Exercise requirements:
Transcribe every entry word for word, leaving out all images.

Data for processing start

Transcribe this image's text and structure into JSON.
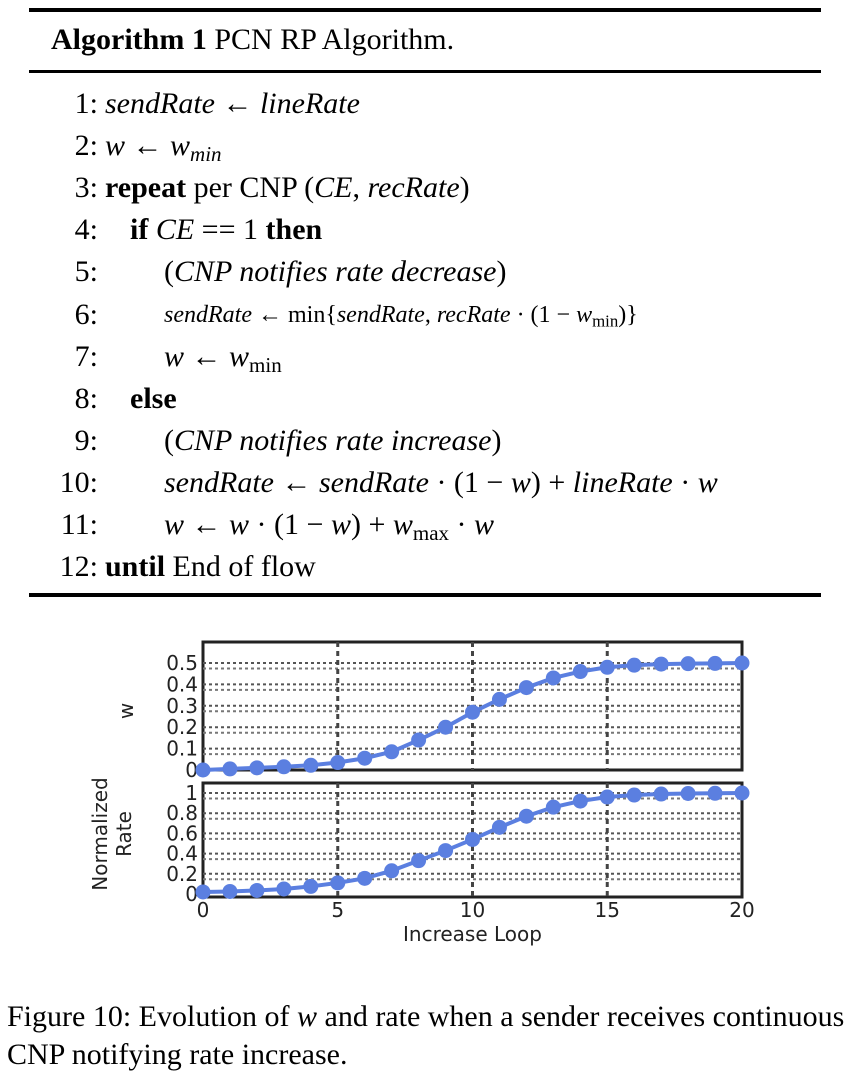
{
  "algorithm": {
    "label": "Algorithm 1",
    "title": "PCN RP Algorithm.",
    "lines": [
      {
        "num": "1:",
        "indent": 0,
        "parts": [
          {
            "t": "sendRate",
            "s": "it"
          },
          {
            "t": " ← ",
            "s": ""
          },
          {
            "t": "lineRate",
            "s": "it"
          }
        ]
      },
      {
        "num": "2:",
        "indent": 0,
        "parts": [
          {
            "t": "w",
            "s": "it"
          },
          {
            "t": " ← ",
            "s": ""
          },
          {
            "t": "w",
            "s": "it"
          },
          {
            "t": "min",
            "s": "it-sub"
          }
        ]
      },
      {
        "num": "3:",
        "indent": 0,
        "parts": [
          {
            "t": "repeat",
            "s": "b"
          },
          {
            "t": " per CNP (",
            "s": ""
          },
          {
            "t": "CE",
            "s": "it"
          },
          {
            "t": ", ",
            "s": ""
          },
          {
            "t": "recRate",
            "s": "it"
          },
          {
            "t": ")",
            "s": ""
          }
        ]
      },
      {
        "num": "4:",
        "indent": 1,
        "parts": [
          {
            "t": "if",
            "s": "b"
          },
          {
            "t": "  ",
            "s": ""
          },
          {
            "t": "CE",
            "s": "it"
          },
          {
            "t": " == 1  ",
            "s": ""
          },
          {
            "t": "then",
            "s": "b"
          }
        ]
      },
      {
        "num": "5:",
        "indent": 2,
        "parts": [
          {
            "t": "(",
            "s": ""
          },
          {
            "t": "CNP notifies rate decrease",
            "s": "it"
          },
          {
            "t": ")",
            "s": ""
          }
        ]
      },
      {
        "num": "6:",
        "indent": 2,
        "small": true,
        "parts": [
          {
            "t": "sendRate",
            "s": "it"
          },
          {
            "t": " ← min{",
            "s": ""
          },
          {
            "t": "sendRate",
            "s": "it"
          },
          {
            "t": ", ",
            "s": ""
          },
          {
            "t": "recRate",
            "s": "it"
          },
          {
            "t": " · (1 − ",
            "s": ""
          },
          {
            "t": "w",
            "s": "it"
          },
          {
            "t": "min",
            "s": "sub"
          },
          {
            "t": ")}",
            "s": ""
          }
        ]
      },
      {
        "num": "7:",
        "indent": 2,
        "parts": [
          {
            "t": "w",
            "s": "it"
          },
          {
            "t": " ← ",
            "s": ""
          },
          {
            "t": "w",
            "s": "it"
          },
          {
            "t": "min",
            "s": "sub"
          }
        ]
      },
      {
        "num": "8:",
        "indent": 1,
        "parts": [
          {
            "t": "else",
            "s": "b"
          }
        ]
      },
      {
        "num": "9:",
        "indent": 2,
        "parts": [
          {
            "t": "(",
            "s": ""
          },
          {
            "t": "CNP notifies rate increase",
            "s": "it"
          },
          {
            "t": ")",
            "s": ""
          }
        ]
      },
      {
        "num": "10:",
        "indent": 2,
        "parts": [
          {
            "t": "sendRate",
            "s": "it"
          },
          {
            "t": " ← ",
            "s": ""
          },
          {
            "t": "sendRate",
            "s": "it"
          },
          {
            "t": " · (1 − ",
            "s": ""
          },
          {
            "t": "w",
            "s": "it"
          },
          {
            "t": ") + ",
            "s": ""
          },
          {
            "t": "lineRate",
            "s": "it"
          },
          {
            "t": " · ",
            "s": ""
          },
          {
            "t": "w",
            "s": "it"
          }
        ]
      },
      {
        "num": "11:",
        "indent": 2,
        "parts": [
          {
            "t": "w",
            "s": "it"
          },
          {
            "t": " ← ",
            "s": ""
          },
          {
            "t": "w",
            "s": "it"
          },
          {
            "t": " · (1 − ",
            "s": ""
          },
          {
            "t": "w",
            "s": "it"
          },
          {
            "t": ") + ",
            "s": ""
          },
          {
            "t": "w",
            "s": "it"
          },
          {
            "t": "max",
            "s": "sub"
          },
          {
            "t": " · ",
            "s": ""
          },
          {
            "t": "w",
            "s": "it"
          }
        ]
      },
      {
        "num": "12:",
        "indent": 0,
        "parts": [
          {
            "t": "until",
            "s": "b"
          },
          {
            "t": " End of flow",
            "s": ""
          }
        ]
      }
    ]
  },
  "chart_data": [
    {
      "type": "line",
      "ylabel": "w",
      "ylim": [
        0,
        0.5
      ],
      "yticks": [
        "0",
        "0.1",
        "0.2",
        "0.3",
        "0.4",
        "0.5"
      ],
      "xlim": [
        0,
        20
      ],
      "grid": true,
      "color": "#5b7fe0",
      "x": [
        0,
        1,
        2,
        3,
        4,
        5,
        6,
        7,
        8,
        9,
        10,
        11,
        12,
        13,
        14,
        15,
        16,
        17,
        18,
        19,
        20
      ],
      "series": [
        {
          "values": [
            0.0,
            0.005,
            0.01,
            0.015,
            0.022,
            0.035,
            0.055,
            0.085,
            0.14,
            0.2,
            0.27,
            0.33,
            0.385,
            0.43,
            0.46,
            0.48,
            0.49,
            0.495,
            0.497,
            0.498,
            0.5
          ]
        }
      ]
    },
    {
      "type": "line",
      "ylabel": "Normalized Rate",
      "ylim": [
        0,
        1
      ],
      "yticks": [
        "0",
        "0.2",
        "0.4",
        "0.6",
        "0.8",
        "1"
      ],
      "xlim": [
        0,
        20
      ],
      "xticks": [
        "0",
        "5",
        "10",
        "15",
        "20"
      ],
      "xlabel": "Increase Loop",
      "grid": true,
      "color": "#5b7fe0",
      "x": [
        0,
        1,
        2,
        3,
        4,
        5,
        6,
        7,
        8,
        9,
        10,
        11,
        12,
        13,
        14,
        15,
        16,
        17,
        18,
        19,
        20
      ],
      "series": [
        {
          "values": [
            0.02,
            0.025,
            0.035,
            0.05,
            0.075,
            0.11,
            0.155,
            0.23,
            0.33,
            0.43,
            0.54,
            0.66,
            0.77,
            0.86,
            0.92,
            0.96,
            0.98,
            0.99,
            0.995,
            0.997,
            1.0
          ]
        }
      ]
    }
  ],
  "caption": {
    "prefix": "Figure 10: Evolution of ",
    "var": "w",
    "suffix": " and rate when a sender receives continuous CNP notifying rate increase."
  }
}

Data for processing end

Correct response:
Transcribe this image's text and structure into JSON.
{
  "algorithm": {
    "label": "Algorithm 1",
    "title": "PCN RP Algorithm.",
    "lines": [
      {
        "num": "1:",
        "indent": 0,
        "parts": [
          {
            "t": "sendRate",
            "s": "it"
          },
          {
            "t": " ← ",
            "s": ""
          },
          {
            "t": "lineRate",
            "s": "it"
          }
        ]
      },
      {
        "num": "2:",
        "indent": 0,
        "parts": [
          {
            "t": "w",
            "s": "it"
          },
          {
            "t": " ← ",
            "s": ""
          },
          {
            "t": "w",
            "s": "it"
          },
          {
            "t": "min",
            "s": "it-sub"
          }
        ]
      },
      {
        "num": "3:",
        "indent": 0,
        "parts": [
          {
            "t": "repeat",
            "s": "b"
          },
          {
            "t": " per CNP (",
            "s": ""
          },
          {
            "t": "CE",
            "s": "it"
          },
          {
            "t": ", ",
            "s": ""
          },
          {
            "t": "recRate",
            "s": "it"
          },
          {
            "t": ")",
            "s": ""
          }
        ]
      },
      {
        "num": "4:",
        "indent": 1,
        "parts": [
          {
            "t": "if",
            "s": "b"
          },
          {
            "t": "  ",
            "s": ""
          },
          {
            "t": "CE",
            "s": "it"
          },
          {
            "t": " == 1  ",
            "s": ""
          },
          {
            "t": "then",
            "s": "b"
          }
        ]
      },
      {
        "num": "5:",
        "indent": 2,
        "parts": [
          {
            "t": "(",
            "s": ""
          },
          {
            "t": "CNP notifies rate decrease",
            "s": "it"
          },
          {
            "t": ")",
            "s": ""
          }
        ]
      },
      {
        "num": "6:",
        "indent": 2,
        "small": true,
        "parts": [
          {
            "t": "sendRate",
            "s": "it"
          },
          {
            "t": " ← min{",
            "s": ""
          },
          {
            "t": "sendRate",
            "s": "it"
          },
          {
            "t": ", ",
            "s": ""
          },
          {
            "t": "recRate",
            "s": "it"
          },
          {
            "t": " · (1 − ",
            "s": ""
          },
          {
            "t": "w",
            "s": "it"
          },
          {
            "t": "min",
            "s": "sub"
          },
          {
            "t": ")}",
            "s": ""
          }
        ]
      },
      {
        "num": "7:",
        "indent": 2,
        "parts": [
          {
            "t": "w",
            "s": "it"
          },
          {
            "t": " ← ",
            "s": ""
          },
          {
            "t": "w",
            "s": "it"
          },
          {
            "t": "min",
            "s": "sub"
          }
        ]
      },
      {
        "num": "8:",
        "indent": 1,
        "parts": [
          {
            "t": "else",
            "s": "b"
          }
        ]
      },
      {
        "num": "9:",
        "indent": 2,
        "parts": [
          {
            "t": "(",
            "s": ""
          },
          {
            "t": "CNP notifies rate increase",
            "s": "it"
          },
          {
            "t": ")",
            "s": ""
          }
        ]
      },
      {
        "num": "10:",
        "indent": 2,
        "parts": [
          {
            "t": "sendRate",
            "s": "it"
          },
          {
            "t": " ← ",
            "s": ""
          },
          {
            "t": "sendRate",
            "s": "it"
          },
          {
            "t": " · (1 − ",
            "s": ""
          },
          {
            "t": "w",
            "s": "it"
          },
          {
            "t": ") + ",
            "s": ""
          },
          {
            "t": "lineRate",
            "s": "it"
          },
          {
            "t": " · ",
            "s": ""
          },
          {
            "t": "w",
            "s": "it"
          }
        ]
      },
      {
        "num": "11:",
        "indent": 2,
        "parts": [
          {
            "t": "w",
            "s": "it"
          },
          {
            "t": " ← ",
            "s": ""
          },
          {
            "t": "w",
            "s": "it"
          },
          {
            "t": " · (1 − ",
            "s": ""
          },
          {
            "t": "w",
            "s": "it"
          },
          {
            "t": ") + ",
            "s": ""
          },
          {
            "t": "w",
            "s": "it"
          },
          {
            "t": "max",
            "s": "sub"
          },
          {
            "t": " · ",
            "s": ""
          },
          {
            "t": "w",
            "s": "it"
          }
        ]
      },
      {
        "num": "12:",
        "indent": 0,
        "parts": [
          {
            "t": "until",
            "s": "b"
          },
          {
            "t": " End of flow",
            "s": ""
          }
        ]
      }
    ]
  },
  "chart_data": [
    {
      "type": "line",
      "ylabel": "w",
      "ylim": [
        0,
        0.5
      ],
      "yticks": [
        "0",
        "0.1",
        "0.2",
        "0.3",
        "0.4",
        "0.5"
      ],
      "xlim": [
        0,
        20
      ],
      "grid": true,
      "color": "#5b7fe0",
      "x": [
        0,
        1,
        2,
        3,
        4,
        5,
        6,
        7,
        8,
        9,
        10,
        11,
        12,
        13,
        14,
        15,
        16,
        17,
        18,
        19,
        20
      ],
      "series": [
        {
          "values": [
            0.0,
            0.005,
            0.01,
            0.015,
            0.022,
            0.035,
            0.055,
            0.085,
            0.14,
            0.2,
            0.27,
            0.33,
            0.385,
            0.43,
            0.46,
            0.48,
            0.49,
            0.495,
            0.497,
            0.498,
            0.5
          ]
        }
      ]
    },
    {
      "type": "line",
      "ylabel": "Normalized Rate",
      "ylim": [
        0,
        1
      ],
      "yticks": [
        "0",
        "0.2",
        "0.4",
        "0.6",
        "0.8",
        "1"
      ],
      "xlim": [
        0,
        20
      ],
      "xticks": [
        "0",
        "5",
        "10",
        "15",
        "20"
      ],
      "xlabel": "Increase Loop",
      "grid": true,
      "color": "#5b7fe0",
      "x": [
        0,
        1,
        2,
        3,
        4,
        5,
        6,
        7,
        8,
        9,
        10,
        11,
        12,
        13,
        14,
        15,
        16,
        17,
        18,
        19,
        20
      ],
      "series": [
        {
          "values": [
            0.02,
            0.025,
            0.035,
            0.05,
            0.075,
            0.11,
            0.155,
            0.23,
            0.33,
            0.43,
            0.54,
            0.66,
            0.77,
            0.86,
            0.92,
            0.96,
            0.98,
            0.99,
            0.995,
            0.997,
            1.0
          ]
        }
      ]
    }
  ],
  "caption": {
    "prefix": "Figure 10: Evolution of ",
    "var": "w",
    "suffix": " and rate when a sender receives continuous CNP notifying rate increase."
  }
}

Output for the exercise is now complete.